- [Excerpt to read]:
But while J.R. didn't exactly invite comparisons to Michael Jordan and Kobe Bryant during his time in the triangle, he did lay bare a key issue with the Knicks' simultaneous pushes to install a new (well, new-old) offensive system and overhaul their roster. With so few Knicks clearly earmarked as part of Jackson's long-range vision — only Anthony and Jose Calderon have guaranteed contracts stretching past the end of next season, and Jackson's reportedly very eager to move the final two years of the Spanish point guard's deal — it can be difficult to get full buy-in to a long-term project from vets who feel like management's already thinking about who'll be replacing them in the near future.


“Everybody in the building was pretty much walking on eggshells so it was kind of hard to prosper in that way, especially when you are not accustomed to it,’’ Smith told Kevin Kernan of the New York Post.


Perhaps it's not surprising, then, that the Knicks' recent uptick in fortunes has come thanks in large part to contributions from players who might be more accustomed to handling the sort of uncertainty that comes with not knowing if you're going to have an NBA job tomorrow.


Behind contributions from the likes of rookie D-League call-up Langston Galloway and well-traveled frontcourt short-timers Lou Amundson and Lance Thomas — along with, of course, Anthony's return from the knee injury that's still expected to require surgical repair and a soft run of competition — the Knicks have looked significantly better, more capably running the triangle while sprinkling in more spread-pick-and-roll play, and working more determinedly on the defensive end. They've outscored their opponents by just under three points per 100 possessions over the last seven games, a top-10 mark in the league during that span, largely by moving the ball better and doing a significantly better job of preventing opponents from jacking 3s with impunity, as Joe Flynn notes at Knicks blog Posting and Toasting.

- [Study material]:
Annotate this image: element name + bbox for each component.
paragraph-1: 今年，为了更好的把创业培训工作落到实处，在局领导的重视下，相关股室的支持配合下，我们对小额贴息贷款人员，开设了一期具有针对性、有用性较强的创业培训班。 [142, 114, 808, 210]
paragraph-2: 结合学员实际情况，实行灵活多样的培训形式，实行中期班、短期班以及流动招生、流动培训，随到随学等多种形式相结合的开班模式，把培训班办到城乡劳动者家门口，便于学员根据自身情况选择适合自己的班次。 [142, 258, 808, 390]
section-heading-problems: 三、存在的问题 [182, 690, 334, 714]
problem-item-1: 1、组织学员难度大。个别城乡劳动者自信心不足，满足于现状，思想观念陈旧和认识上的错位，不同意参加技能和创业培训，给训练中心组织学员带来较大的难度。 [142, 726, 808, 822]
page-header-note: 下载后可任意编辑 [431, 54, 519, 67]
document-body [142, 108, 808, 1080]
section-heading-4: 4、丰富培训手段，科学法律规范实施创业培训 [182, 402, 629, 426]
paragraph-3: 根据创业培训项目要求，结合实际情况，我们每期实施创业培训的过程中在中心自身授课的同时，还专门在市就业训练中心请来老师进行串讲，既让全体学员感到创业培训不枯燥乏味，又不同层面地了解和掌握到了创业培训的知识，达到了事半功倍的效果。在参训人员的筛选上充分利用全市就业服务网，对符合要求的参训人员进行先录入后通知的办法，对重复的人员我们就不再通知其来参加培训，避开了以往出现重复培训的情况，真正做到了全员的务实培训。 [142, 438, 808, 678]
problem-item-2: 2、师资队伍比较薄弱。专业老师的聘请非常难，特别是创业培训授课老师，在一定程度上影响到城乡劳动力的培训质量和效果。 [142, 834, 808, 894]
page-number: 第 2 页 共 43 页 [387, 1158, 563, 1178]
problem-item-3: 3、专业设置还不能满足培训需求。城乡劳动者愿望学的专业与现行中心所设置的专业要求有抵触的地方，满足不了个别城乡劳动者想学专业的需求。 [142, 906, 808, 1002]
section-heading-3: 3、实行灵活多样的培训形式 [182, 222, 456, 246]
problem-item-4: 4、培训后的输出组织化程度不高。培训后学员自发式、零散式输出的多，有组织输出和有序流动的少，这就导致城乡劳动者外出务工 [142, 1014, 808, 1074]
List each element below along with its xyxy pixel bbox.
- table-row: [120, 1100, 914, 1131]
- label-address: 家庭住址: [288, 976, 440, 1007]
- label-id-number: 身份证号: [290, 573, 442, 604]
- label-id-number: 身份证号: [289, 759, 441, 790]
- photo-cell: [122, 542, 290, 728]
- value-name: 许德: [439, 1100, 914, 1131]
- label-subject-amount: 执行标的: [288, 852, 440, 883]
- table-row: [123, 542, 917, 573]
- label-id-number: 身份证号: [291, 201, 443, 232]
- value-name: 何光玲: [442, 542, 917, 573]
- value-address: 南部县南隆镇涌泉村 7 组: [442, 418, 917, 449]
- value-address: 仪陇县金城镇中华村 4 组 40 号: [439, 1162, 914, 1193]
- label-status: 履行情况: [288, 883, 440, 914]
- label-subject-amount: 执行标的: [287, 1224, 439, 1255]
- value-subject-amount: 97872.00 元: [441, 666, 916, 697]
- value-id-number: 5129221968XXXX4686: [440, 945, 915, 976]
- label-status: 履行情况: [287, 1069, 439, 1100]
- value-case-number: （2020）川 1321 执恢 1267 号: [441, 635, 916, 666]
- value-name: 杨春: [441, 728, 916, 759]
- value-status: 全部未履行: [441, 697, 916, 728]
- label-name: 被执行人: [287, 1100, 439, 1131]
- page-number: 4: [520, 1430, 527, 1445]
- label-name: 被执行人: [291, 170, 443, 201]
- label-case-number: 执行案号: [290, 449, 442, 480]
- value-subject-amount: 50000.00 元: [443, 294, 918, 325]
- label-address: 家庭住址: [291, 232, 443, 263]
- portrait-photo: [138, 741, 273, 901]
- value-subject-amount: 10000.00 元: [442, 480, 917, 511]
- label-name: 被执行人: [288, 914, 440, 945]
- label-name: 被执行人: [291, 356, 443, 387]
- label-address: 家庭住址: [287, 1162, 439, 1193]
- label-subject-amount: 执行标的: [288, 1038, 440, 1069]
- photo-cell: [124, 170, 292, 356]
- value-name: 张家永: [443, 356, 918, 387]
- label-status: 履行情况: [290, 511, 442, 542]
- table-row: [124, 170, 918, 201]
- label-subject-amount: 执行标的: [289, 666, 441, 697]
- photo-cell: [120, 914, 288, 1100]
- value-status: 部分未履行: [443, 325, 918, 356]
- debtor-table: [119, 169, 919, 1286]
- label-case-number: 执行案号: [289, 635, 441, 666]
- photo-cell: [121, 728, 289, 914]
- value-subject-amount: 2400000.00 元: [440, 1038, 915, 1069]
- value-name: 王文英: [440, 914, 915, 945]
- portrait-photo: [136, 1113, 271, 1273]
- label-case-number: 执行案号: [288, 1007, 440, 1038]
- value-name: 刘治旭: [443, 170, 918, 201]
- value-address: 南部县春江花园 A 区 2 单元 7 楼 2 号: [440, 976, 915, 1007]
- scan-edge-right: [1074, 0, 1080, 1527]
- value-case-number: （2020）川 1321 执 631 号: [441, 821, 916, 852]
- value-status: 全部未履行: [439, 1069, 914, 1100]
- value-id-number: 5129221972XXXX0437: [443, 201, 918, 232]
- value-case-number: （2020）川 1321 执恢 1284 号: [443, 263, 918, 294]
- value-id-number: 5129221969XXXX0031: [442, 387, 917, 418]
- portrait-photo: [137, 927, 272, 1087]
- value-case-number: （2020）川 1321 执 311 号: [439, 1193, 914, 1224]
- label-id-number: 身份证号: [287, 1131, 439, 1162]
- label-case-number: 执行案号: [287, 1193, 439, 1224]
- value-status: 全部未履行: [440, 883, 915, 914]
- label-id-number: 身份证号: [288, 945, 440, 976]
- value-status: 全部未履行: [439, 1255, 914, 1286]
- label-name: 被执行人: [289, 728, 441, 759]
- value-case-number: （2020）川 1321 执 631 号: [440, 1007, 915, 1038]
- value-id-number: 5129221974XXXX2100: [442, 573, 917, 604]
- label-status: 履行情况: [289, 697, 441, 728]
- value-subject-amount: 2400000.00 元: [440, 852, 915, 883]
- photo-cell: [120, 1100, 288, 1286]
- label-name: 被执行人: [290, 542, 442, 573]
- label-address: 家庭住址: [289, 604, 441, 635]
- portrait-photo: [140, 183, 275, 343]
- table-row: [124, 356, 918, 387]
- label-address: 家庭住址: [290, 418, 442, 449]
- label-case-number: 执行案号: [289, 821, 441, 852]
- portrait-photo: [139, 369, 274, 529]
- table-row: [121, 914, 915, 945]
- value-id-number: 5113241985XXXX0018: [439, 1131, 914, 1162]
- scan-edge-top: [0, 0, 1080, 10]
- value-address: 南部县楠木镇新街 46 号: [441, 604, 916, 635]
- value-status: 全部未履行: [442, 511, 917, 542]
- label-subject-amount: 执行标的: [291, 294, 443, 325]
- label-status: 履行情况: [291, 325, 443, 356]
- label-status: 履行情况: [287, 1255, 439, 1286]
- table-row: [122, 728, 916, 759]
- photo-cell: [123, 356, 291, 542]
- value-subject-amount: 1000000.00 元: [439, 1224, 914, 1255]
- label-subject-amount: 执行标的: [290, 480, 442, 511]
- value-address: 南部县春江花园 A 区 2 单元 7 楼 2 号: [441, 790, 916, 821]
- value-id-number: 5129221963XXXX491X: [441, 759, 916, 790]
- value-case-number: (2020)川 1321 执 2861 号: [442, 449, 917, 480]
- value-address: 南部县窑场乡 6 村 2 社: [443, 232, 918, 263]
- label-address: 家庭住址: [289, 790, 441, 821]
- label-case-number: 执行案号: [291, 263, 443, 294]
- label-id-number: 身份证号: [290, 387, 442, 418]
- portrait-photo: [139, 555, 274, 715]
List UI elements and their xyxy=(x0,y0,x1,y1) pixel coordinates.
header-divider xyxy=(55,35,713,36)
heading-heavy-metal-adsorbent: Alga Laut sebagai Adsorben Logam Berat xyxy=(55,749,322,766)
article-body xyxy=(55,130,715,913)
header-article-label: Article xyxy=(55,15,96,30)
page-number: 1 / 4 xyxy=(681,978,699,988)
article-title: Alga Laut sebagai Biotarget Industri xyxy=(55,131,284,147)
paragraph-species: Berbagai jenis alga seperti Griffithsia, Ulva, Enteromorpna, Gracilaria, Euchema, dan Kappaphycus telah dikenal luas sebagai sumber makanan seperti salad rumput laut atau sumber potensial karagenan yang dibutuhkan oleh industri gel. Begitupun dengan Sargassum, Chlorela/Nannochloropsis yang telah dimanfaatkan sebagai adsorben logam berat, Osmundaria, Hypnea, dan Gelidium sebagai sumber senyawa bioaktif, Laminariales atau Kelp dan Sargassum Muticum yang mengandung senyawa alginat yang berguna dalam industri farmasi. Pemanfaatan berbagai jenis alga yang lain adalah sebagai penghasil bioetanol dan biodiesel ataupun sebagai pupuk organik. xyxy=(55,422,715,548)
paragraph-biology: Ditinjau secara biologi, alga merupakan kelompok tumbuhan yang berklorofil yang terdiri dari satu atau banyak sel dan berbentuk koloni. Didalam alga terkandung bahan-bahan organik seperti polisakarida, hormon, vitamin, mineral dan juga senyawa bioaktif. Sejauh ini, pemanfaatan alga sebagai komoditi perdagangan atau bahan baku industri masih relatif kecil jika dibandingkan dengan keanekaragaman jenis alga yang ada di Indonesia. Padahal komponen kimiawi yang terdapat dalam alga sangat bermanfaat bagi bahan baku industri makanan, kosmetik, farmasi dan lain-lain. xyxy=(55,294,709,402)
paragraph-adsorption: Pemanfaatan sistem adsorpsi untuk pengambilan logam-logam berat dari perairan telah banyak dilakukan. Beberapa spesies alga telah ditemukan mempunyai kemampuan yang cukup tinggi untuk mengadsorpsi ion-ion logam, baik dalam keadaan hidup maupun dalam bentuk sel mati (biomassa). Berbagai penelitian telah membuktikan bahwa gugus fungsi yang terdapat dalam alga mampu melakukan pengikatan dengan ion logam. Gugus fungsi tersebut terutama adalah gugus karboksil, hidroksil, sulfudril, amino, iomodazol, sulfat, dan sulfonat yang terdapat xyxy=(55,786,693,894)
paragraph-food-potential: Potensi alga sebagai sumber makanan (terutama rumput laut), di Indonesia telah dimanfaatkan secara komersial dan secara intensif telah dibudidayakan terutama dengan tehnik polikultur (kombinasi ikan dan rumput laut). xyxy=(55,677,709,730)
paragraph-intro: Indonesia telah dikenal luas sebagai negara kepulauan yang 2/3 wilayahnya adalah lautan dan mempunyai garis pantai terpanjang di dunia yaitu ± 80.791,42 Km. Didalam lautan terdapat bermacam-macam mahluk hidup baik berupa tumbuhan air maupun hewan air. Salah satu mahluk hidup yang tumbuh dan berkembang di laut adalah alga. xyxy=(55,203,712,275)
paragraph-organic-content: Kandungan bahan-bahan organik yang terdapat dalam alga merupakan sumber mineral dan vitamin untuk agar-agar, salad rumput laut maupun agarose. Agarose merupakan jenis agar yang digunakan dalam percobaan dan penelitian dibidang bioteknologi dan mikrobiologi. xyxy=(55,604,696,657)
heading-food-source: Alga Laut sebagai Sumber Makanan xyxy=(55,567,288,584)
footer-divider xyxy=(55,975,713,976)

- [Work task]: Rewrite the stretch of the Knicks excerpt from "Behind contributions from" through "Posting and Toasting.", replacing "rookie" with "first-year".

- [Solution]:
Behind contributions from the likes of first-year D-League call-up Langston Galloway and well-traveled frontcourt short-timers Lou Amundson and Lance Thomas — along with, of course, Anthony's return from the knee injury that's still expected to require surgical repair and a soft run of competition — the Knicks have looked significantly better, more capably running the triangle while sprinkling in more spread-pick-and-roll play, and working more determinedly on the defensive end. They've outscored their opponents by just under three points per 100 possessions over the last seven games, a top-10 mark in the league during that span, largely by moving the ball better and doing a significantly better job of preventing opponents from jacking 3s with impunity, as Joe Flynn notes at Knicks blog Posting and Toasting.